Problem: Find all positive integers \(a,\ n\) such that \[\frac{1}{a} + \frac{1}{a+1}+ \cdots \frac{1}{a+n}\] is an integer.

Solution: There does not exist such a pair \((a, n)\).

Let \(i\) be an integer with \(0 \leq i \leq n\).

Case 1: Suppose that no \(a + i\) is of the form \(2^\alpha\). Then, there exists an integer \(k\) such that \[ 2^k \lt a + 1,\ \cdots,\ a + n \lt 2^{k+1} \] and \[\frac{1}{a} + \cdots \frac{1}{a+n} \lt \frac{1}{2^k}+\cdots +\frac{1}{2^{k}} \lt \frac{1}{2^{k}}(2^{k+1} - 2^k) = 1.\] Therefore, \(\frac{1}{a} + \frac{1}{a+1}+ \cdots \frac{1}{a+n}\) can not be an integer.

◆ COLLECTED MATERIAL ◆
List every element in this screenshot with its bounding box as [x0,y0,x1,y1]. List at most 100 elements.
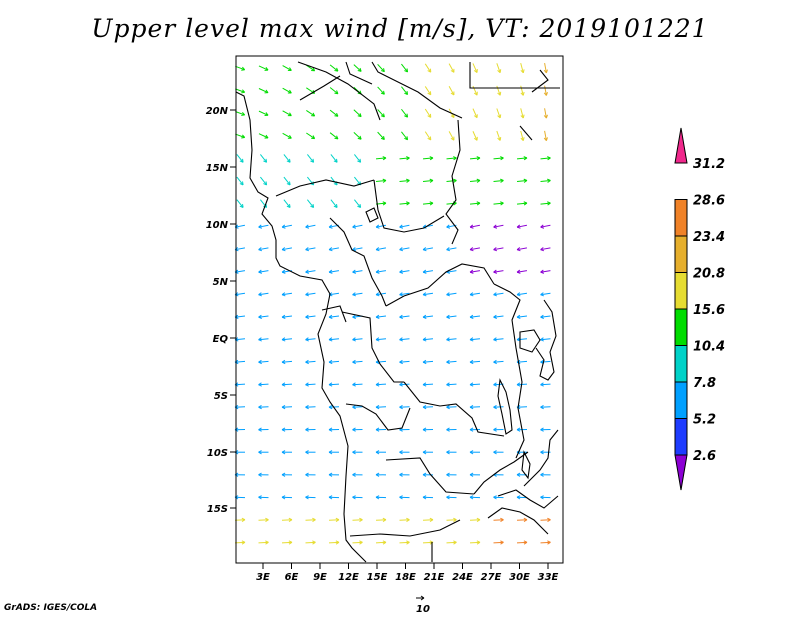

◆ WORK INSTRUCTIONS ◆
In the text on when a sum of unit fractions is an integer, what does the solution conclude about pairs of positive integers (a, n)?

◆ OUTPUT ◆
No such pair (a, n) exists.